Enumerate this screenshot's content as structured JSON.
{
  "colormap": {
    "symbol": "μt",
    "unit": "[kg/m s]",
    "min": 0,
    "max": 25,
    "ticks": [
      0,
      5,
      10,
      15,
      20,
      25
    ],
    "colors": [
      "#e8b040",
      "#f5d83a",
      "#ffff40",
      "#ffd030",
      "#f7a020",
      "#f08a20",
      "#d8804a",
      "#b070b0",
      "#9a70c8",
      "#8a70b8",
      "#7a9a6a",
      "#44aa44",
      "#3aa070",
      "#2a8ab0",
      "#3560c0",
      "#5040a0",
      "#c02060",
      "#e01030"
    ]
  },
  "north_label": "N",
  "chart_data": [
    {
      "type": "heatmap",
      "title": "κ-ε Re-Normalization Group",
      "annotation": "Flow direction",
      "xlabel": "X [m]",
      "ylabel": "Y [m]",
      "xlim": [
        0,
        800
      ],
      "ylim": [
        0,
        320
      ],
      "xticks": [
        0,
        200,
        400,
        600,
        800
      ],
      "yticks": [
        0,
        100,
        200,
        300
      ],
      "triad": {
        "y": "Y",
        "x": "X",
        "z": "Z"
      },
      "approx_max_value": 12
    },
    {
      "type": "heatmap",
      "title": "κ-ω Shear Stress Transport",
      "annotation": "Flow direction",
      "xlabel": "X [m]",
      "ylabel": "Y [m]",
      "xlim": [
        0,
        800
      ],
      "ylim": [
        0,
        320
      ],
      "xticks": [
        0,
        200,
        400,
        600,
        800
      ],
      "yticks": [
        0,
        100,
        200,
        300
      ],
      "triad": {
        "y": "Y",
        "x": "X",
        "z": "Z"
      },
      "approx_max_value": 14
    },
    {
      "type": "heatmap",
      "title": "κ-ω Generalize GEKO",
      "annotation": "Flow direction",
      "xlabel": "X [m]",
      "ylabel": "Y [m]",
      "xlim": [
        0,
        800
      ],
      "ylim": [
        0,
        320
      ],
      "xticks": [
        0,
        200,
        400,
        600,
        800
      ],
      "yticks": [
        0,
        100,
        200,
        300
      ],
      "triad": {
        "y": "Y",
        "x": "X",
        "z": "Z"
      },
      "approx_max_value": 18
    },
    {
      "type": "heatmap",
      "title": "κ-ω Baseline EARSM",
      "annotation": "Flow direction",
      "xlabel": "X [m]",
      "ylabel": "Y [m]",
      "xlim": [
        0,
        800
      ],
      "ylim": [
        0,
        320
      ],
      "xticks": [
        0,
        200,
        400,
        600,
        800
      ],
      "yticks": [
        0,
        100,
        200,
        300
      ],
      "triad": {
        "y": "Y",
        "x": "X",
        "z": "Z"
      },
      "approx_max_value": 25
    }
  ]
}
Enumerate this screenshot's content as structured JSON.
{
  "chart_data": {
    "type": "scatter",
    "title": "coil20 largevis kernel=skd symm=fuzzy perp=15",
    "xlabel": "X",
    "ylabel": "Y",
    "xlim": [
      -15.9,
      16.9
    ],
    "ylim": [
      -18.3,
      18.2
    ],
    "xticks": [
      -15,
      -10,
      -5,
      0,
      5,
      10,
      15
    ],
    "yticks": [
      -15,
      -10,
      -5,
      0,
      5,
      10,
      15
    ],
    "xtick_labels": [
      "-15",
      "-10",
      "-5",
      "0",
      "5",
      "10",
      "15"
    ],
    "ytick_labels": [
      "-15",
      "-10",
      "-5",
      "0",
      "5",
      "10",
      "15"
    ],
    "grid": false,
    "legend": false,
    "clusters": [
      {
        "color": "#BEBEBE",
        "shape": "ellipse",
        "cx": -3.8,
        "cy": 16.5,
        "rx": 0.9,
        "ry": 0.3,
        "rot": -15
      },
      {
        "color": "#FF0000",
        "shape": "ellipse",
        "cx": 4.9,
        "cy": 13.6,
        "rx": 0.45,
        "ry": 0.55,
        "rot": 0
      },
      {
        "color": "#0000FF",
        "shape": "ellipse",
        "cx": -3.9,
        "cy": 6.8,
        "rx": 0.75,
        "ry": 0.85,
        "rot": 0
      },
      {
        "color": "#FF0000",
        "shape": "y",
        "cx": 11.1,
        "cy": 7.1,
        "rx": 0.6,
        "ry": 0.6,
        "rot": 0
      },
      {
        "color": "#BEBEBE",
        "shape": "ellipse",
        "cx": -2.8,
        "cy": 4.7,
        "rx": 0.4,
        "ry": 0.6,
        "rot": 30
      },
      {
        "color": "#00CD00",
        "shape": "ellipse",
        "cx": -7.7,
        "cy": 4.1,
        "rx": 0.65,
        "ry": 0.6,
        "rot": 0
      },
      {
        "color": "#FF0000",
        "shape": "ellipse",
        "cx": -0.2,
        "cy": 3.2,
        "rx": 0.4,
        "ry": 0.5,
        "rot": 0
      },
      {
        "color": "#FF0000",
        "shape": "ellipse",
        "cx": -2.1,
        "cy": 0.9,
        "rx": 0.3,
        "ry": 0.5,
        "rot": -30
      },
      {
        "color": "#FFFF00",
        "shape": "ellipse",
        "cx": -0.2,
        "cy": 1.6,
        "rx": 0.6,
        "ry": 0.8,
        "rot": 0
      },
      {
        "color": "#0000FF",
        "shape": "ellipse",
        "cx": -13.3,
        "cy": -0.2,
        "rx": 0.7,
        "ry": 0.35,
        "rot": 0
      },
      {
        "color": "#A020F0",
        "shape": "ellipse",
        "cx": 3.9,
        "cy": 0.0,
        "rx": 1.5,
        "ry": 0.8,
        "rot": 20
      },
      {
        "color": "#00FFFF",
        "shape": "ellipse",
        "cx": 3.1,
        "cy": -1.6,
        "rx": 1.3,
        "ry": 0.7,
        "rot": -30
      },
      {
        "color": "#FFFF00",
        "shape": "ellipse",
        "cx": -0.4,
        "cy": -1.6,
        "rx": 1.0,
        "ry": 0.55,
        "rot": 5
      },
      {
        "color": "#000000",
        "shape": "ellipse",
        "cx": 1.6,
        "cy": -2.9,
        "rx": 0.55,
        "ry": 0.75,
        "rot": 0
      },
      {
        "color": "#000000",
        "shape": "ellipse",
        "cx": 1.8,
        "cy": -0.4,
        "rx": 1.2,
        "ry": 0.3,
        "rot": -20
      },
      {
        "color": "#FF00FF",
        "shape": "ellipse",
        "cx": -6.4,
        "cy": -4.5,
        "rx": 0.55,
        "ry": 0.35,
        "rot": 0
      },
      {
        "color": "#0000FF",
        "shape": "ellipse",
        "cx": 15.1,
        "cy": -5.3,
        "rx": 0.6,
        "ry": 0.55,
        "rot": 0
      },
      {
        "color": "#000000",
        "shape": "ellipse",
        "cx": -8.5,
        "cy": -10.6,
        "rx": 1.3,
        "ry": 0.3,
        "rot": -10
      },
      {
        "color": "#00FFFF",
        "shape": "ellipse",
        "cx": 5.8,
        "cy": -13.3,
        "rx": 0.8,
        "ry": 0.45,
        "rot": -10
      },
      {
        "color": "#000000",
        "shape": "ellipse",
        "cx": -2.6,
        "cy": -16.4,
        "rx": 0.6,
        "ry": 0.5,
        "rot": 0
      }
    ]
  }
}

▬▬▬

**Required task**
Transcribe the records above exactly as they appear.

**Solved exercise**
Enumerate this screenshot's content as structured JSON.
{
  "colormap": {
    "symbol": "μt",
    "unit": "[kg/m s]",
    "min": 0,
    "max": 25,
    "ticks": [
      0,
      5,
      10,
      15,
      20,
      25
    ],
    "colors": [
      "#e8b040",
      "#f5d83a",
      "#ffff40",
      "#ffd030",
      "#f7a020",
      "#f08a20",
      "#d8804a",
      "#b070b0",
      "#9a70c8",
      "#8a70b8",
      "#7a9a6a",
      "#44aa44",
      "#3aa070",
      "#2a8ab0",
      "#3560c0",
      "#5040a0",
      "#c02060",
      "#e01030"
    ]
  },
  "north_label": "N",
  "chart_data": [
    {
      "type": "heatmap",
      "title": "κ-ε Re-Normalization Group",
      "annotation": "Flow direction",
      "xlabel": "X [m]",
      "ylabel": "Y [m]",
      "xlim": [
        0,
        800
      ],
      "ylim": [
        0,
        320
      ],
      "xticks": [
        0,
        200,
        400,
        600,
        800
      ],
      "yticks": [
        0,
        100,
        200,
        300
      ],
      "triad": {
        "y": "Y",
        "x": "X",
        "z": "Z"
      },
      "approx_max_value": 12
    },
    {
      "type": "heatmap",
      "title": "κ-ω Shear Stress Transport",
      "annotation": "Flow direction",
      "xlabel": "X [m]",
      "ylabel": "Y [m]",
      "xlim": [
        0,
        800
      ],
      "ylim": [
        0,
        320
      ],
      "xticks": [
        0,
        200,
        400,
        600,
        800
      ],
      "yticks": [
        0,
        100,
        200,
        300
      ],
      "triad": {
        "y": "Y",
        "x": "X",
        "z": "Z"
      },
      "approx_max_value": 14
    },
    {
      "type": "heatmap",
      "title": "κ-ω Generalize GEKO",
      "annotation": "Flow direction",
      "xlabel": "X [m]",
      "ylabel": "Y [m]",
      "xlim": [
        0,
        800
      ],
      "ylim": [
        0,
        320
      ],
      "xticks": [
        0,
        200,
        400,
        600,
        800
      ],
      "yticks": [
        0,
        100,
        200,
        300
      ],
      "triad": {
        "y": "Y",
        "x": "X",
        "z": "Z"
      },
      "approx_max_value": 18
    },
    {
      "type": "heatmap",
      "title": "κ-ω Baseline EARSM",
      "annotation": "Flow direction",
      "xlabel": "X [m]",
      "ylabel": "Y [m]",
      "xlim": [
        0,
        800
      ],
      "ylim": [
        0,
        320
      ],
      "xticks": [
        0,
        200,
        400,
        600,
        800
      ],
      "yticks": [
        0,
        100,
        200,
        300
      ],
      "triad": {
        "y": "Y",
        "x": "X",
        "z": "Z"
      },
      "approx_max_value": 25
    }
  ]
}
Enumerate this screenshot's content as structured JSON.
{
  "chart_data": {
    "type": "scatter",
    "title": "coil20 largevis kernel=skd symm=fuzzy perp=15",
    "xlabel": "X",
    "ylabel": "Y",
    "xlim": [
      -15.9,
      16.9
    ],
    "ylim": [
      -18.3,
      18.2
    ],
    "xticks": [
      -15,
      -10,
      -5,
      0,
      5,
      10,
      15
    ],
    "yticks": [
      -15,
      -10,
      -5,
      0,
      5,
      10,
      15
    ],
    "xtick_labels": [
      "-15",
      "-10",
      "-5",
      "0",
      "5",
      "10",
      "15"
    ],
    "ytick_labels": [
      "-15",
      "-10",
      "-5",
      "0",
      "5",
      "10",
      "15"
    ],
    "grid": false,
    "legend": false,
    "clusters": [
      {
        "color": "#BEBEBE",
        "shape": "ellipse",
        "cx": -3.8,
        "cy": 16.5,
        "rx": 0.9,
        "ry": 0.3,
        "rot": -15
      },
      {
        "color": "#FF0000",
        "shape": "ellipse",
        "cx": 4.9,
        "cy": 13.6,
        "rx": 0.45,
        "ry": 0.55,
        "rot": 0
      },
      {
        "color": "#0000FF",
        "shape": "ellipse",
        "cx": -3.9,
        "cy": 6.8,
        "rx": 0.75,
        "ry": 0.85,
        "rot": 0
      },
      {
        "color": "#FF0000",
        "shape": "y",
        "cx": 11.1,
        "cy": 7.1,
        "rx": 0.6,
        "ry": 0.6,
        "rot": 0
      },
      {
        "color": "#BEBEBE",
        "shape": "ellipse",
        "cx": -2.8,
        "cy": 4.7,
        "rx": 0.4,
        "ry": 0.6,
        "rot": 30
      },
      {
        "color": "#00CD00",
        "shape": "ellipse",
        "cx": -7.7,
        "cy": 4.1,
        "rx": 0.65,
        "ry": 0.6,
        "rot": 0
      },
      {
        "color": "#FF0000",
        "shape": "ellipse",
        "cx": -0.2,
        "cy": 3.2,
        "rx": 0.4,
        "ry": 0.5,
        "rot": 0
      },
      {
        "color": "#FF0000",
        "shape": "ellipse",
        "cx": -2.1,
        "cy": 0.9,
        "rx": 0.3,
        "ry": 0.5,
        "rot": -30
      },
      {
        "color": "#FFFF00",
        "shape": "ellipse",
        "cx": -0.2,
        "cy": 1.6,
        "rx": 0.6,
        "ry": 0.8,
        "rot": 0
      },
      {
        "color": "#0000FF",
        "shape": "ellipse",
        "cx": -13.3,
        "cy": -0.2,
        "rx": 0.7,
        "ry": 0.35,
        "rot": 0
      },
      {
        "color": "#A020F0",
        "shape": "ellipse",
        "cx": 3.9,
        "cy": 0.0,
        "rx": 1.5,
        "ry": 0.8,
        "rot": 20
      },
      {
        "color": "#00FFFF",
        "shape": "ellipse",
        "cx": 3.1,
        "cy": -1.6,
        "rx": 1.3,
        "ry": 0.7,
        "rot": -30
      },
      {
        "color": "#FFFF00",
        "shape": "ellipse",
        "cx": -0.4,
        "cy": -1.6,
        "rx": 1.0,
        "ry": 0.55,
        "rot": 5
      },
      {
        "color": "#000000",
        "shape": "ellipse",
        "cx": 1.6,
        "cy": -2.9,
        "rx": 0.55,
        "ry": 0.75,
        "rot": 0
      },
      {
        "color": "#000000",
        "shape": "ellipse",
        "cx": 1.8,
        "cy": -0.4,
        "rx": 1.2,
        "ry": 0.3,
        "rot": -20
      },
      {
        "color": "#FF00FF",
        "shape": "ellipse",
        "cx": -6.4,
        "cy": -4.5,
        "rx": 0.55,
        "ry": 0.35,
        "rot": 0
      },
      {
        "color": "#0000FF",
        "shape": "ellipse",
        "cx": 15.1,
        "cy": -5.3,
        "rx": 0.6,
        "ry": 0.55,
        "rot": 0
      },
      {
        "color": "#000000",
        "shape": "ellipse",
        "cx": -8.5,
        "cy": -10.6,
        "rx": 1.3,
        "ry": 0.3,
        "rot": -10
      },
      {
        "color": "#00FFFF",
        "shape": "ellipse",
        "cx": 5.8,
        "cy": -13.3,
        "rx": 0.8,
        "ry": 0.45,
        "rot": -10
      },
      {
        "color": "#000000",
        "shape": "ellipse",
        "cx": -2.6,
        "cy": -16.4,
        "rx": 0.6,
        "ry": 0.5,
        "rot": 0
      }
    ]
  }
}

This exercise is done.